A run of records:

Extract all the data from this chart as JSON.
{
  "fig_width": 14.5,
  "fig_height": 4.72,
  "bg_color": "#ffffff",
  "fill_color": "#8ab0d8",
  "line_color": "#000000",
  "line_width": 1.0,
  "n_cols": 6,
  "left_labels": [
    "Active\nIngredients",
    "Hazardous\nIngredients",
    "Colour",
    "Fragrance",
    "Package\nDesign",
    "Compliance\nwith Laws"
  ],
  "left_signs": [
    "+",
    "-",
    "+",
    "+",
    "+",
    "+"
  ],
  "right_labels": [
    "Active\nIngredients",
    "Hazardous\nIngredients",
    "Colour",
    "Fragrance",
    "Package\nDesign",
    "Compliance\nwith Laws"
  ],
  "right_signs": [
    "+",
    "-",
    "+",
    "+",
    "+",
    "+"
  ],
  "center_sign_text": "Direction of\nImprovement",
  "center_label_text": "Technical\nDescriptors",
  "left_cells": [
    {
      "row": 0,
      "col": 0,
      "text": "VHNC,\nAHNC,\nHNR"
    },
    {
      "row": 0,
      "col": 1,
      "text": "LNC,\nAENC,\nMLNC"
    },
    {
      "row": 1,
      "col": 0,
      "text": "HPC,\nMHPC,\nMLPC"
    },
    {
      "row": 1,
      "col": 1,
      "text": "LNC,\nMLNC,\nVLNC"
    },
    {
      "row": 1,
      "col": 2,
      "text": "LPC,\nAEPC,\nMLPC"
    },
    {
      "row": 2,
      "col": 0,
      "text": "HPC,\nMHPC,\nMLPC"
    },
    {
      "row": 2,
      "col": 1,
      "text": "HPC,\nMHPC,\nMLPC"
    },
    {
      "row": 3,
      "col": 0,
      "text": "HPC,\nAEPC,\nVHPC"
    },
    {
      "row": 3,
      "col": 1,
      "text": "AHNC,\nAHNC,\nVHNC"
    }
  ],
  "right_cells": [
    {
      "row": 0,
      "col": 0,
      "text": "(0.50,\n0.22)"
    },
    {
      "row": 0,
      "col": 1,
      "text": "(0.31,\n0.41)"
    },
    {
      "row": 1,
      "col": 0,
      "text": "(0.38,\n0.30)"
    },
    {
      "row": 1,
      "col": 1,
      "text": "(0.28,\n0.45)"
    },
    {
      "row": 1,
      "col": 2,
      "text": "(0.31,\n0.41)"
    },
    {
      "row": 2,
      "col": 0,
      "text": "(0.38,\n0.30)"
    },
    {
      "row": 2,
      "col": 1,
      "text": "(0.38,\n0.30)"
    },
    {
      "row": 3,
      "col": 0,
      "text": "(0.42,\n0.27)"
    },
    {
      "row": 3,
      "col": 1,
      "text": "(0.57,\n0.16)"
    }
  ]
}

#### [Brief]
Pull every line containing "nAEPC" out of the data above.

#### [Output]
      "text": "LPC,\nAEPC,\nMLPC"
      "text": "HPC,\nAEPC,\nVHPC"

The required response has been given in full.